═════ EXCERPTED DATA
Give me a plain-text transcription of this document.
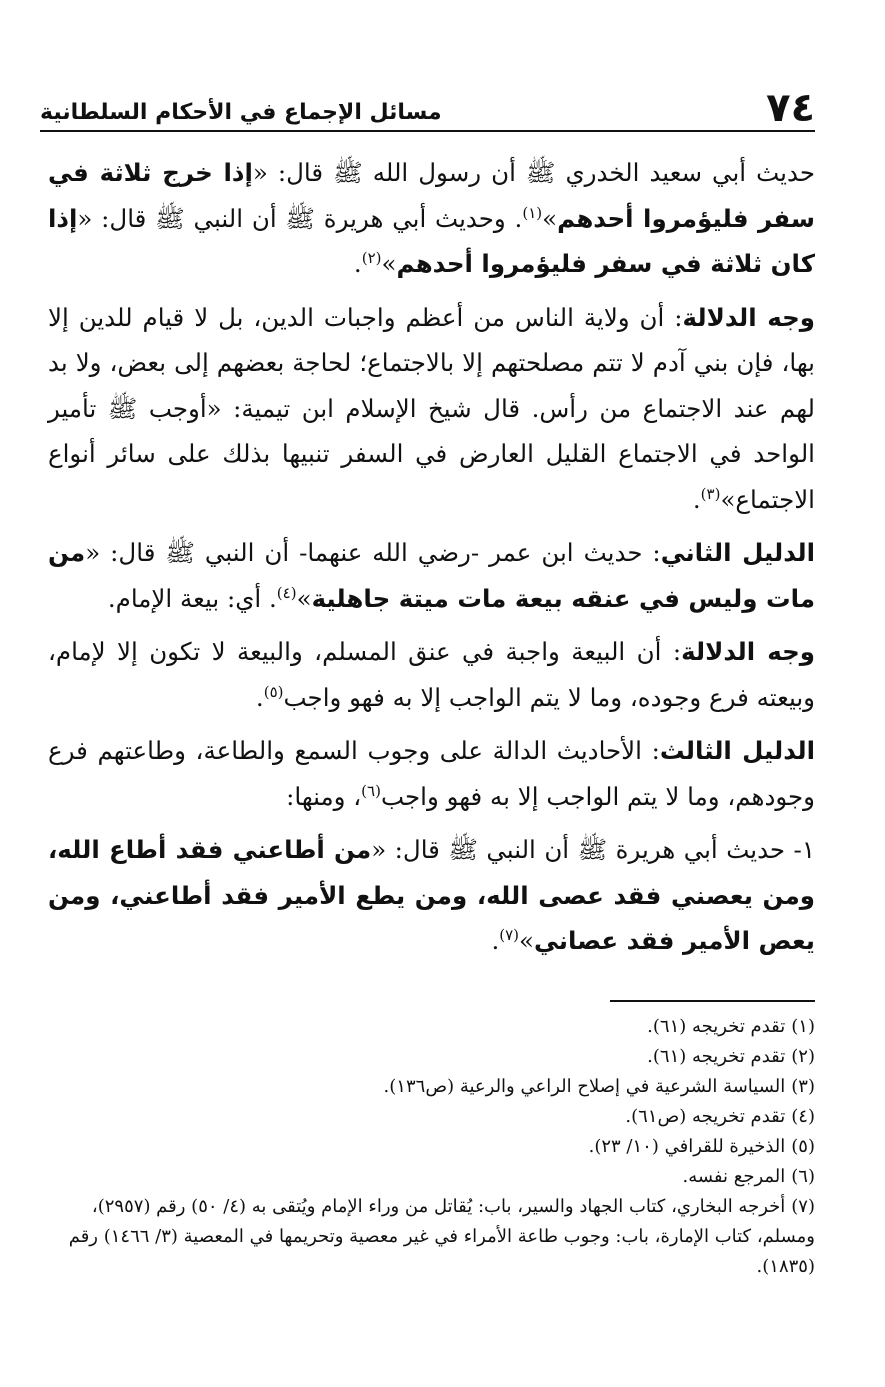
٧٤
مسائل الإجماع في الأحكام السلطانية

حديث أبي سعيد الخدري ﷺ أن رسول الله ﷺ قال: «إذا خرج ثلاثة في سفر فليؤمروا أحدهم»$^{(١)}$. وحديث أبي هريرة ﷺ أن النبي ﷺ قال: «إذا كان ثلاثة في سفر فليؤمروا أحدهم»$^{(٢)}$.

وجه الدلالة: أن ولاية الناس من أعظم واجبات الدين، بل لا قيام للدين إلا بها، فإن بني آدم لا تتم مصلحتهم إلا بالاجتماع؛ لحاجة بعضهم إلى بعض، ولا بد لهم عند الاجتماع من رأس. قال شيخ الإسلام ابن تيمية: «أوجب ﷺ تأمير الواحد في الاجتماع القليل العارض في السفر تنبيها بذلك على سائر أنواع الاجتماع»$^{(٣)}$.

الدليل الثاني: حديث ابن عمر -رضي الله عنهما- أن النبي ﷺ قال: «من مات وليس في عنقه بيعة مات ميتة جاهلية»$^{(٤)}$. أي: بيعة الإمام.

وجه الدلالة: أن البيعة واجبة في عنق المسلم، والبيعة لا تكون إلا لإمام، وبيعته فرع وجوده، وما لا يتم الواجب إلا به فهو واجب$^{(٥)}$.

الدليل الثالث: الأحاديث الدالة على وجوب السمع والطاعة، وطاعتهم فرع وجودهم، وما لا يتم الواجب إلا به فهو واجب$^{(٦)}$، ومنها:

١- حديث أبي هريرة ﷺ أن النبي ﷺ قال: «من أطاعني فقد أطاع الله، ومن يعصني فقد عصى الله، ومن يطع الأمير فقد أطاعني، ومن يعص الأمير فقد عصاني»$^{(٧)}$.

(١)تقدم تخريجه (٦١).

(٢)تقدم تخريجه (٦١).

(٣)السياسة الشرعية في إصلاح الراعي والرعية (ص١٣٦).

(٤)تقدم تخريجه (ص٦١).

(٥)الذخيرة للقرافي (١٠/ ٢٣).

(٦)المرجع نفسه.

(٧)أخرجه البخاري، كتاب الجهاد والسير، باب: يُقاتل من وراء الإمام ويُتقى به (٤/ ٥٠) رقم (٢٩٥٧)، ومسلم، كتاب الإمارة، باب: وجوب طاعة الأمراء في غير معصية وتحريمها في المعصية (٣/ ١٤٦٦) رقم (١٨٣٥).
══════════
STATED GOAL
Return each line in the records that holds the string "الواجب".

THE RESPONSE
وجه الدلالة: أن البيعة واجبة في عنق المسلم، والبيعة لا تكون إلا لإمام، وبيعته فرع وجوده، وما لا يتم الواجب إلا به فهو واجب$^{(٥)}$.
الدليل الثالث: الأحاديث الدالة على وجوب السمع والطاعة، وطاعتهم فرع وجودهم، وما لا يتم الواجب إلا به فهو واجب$^{(٦)}$، ومنها:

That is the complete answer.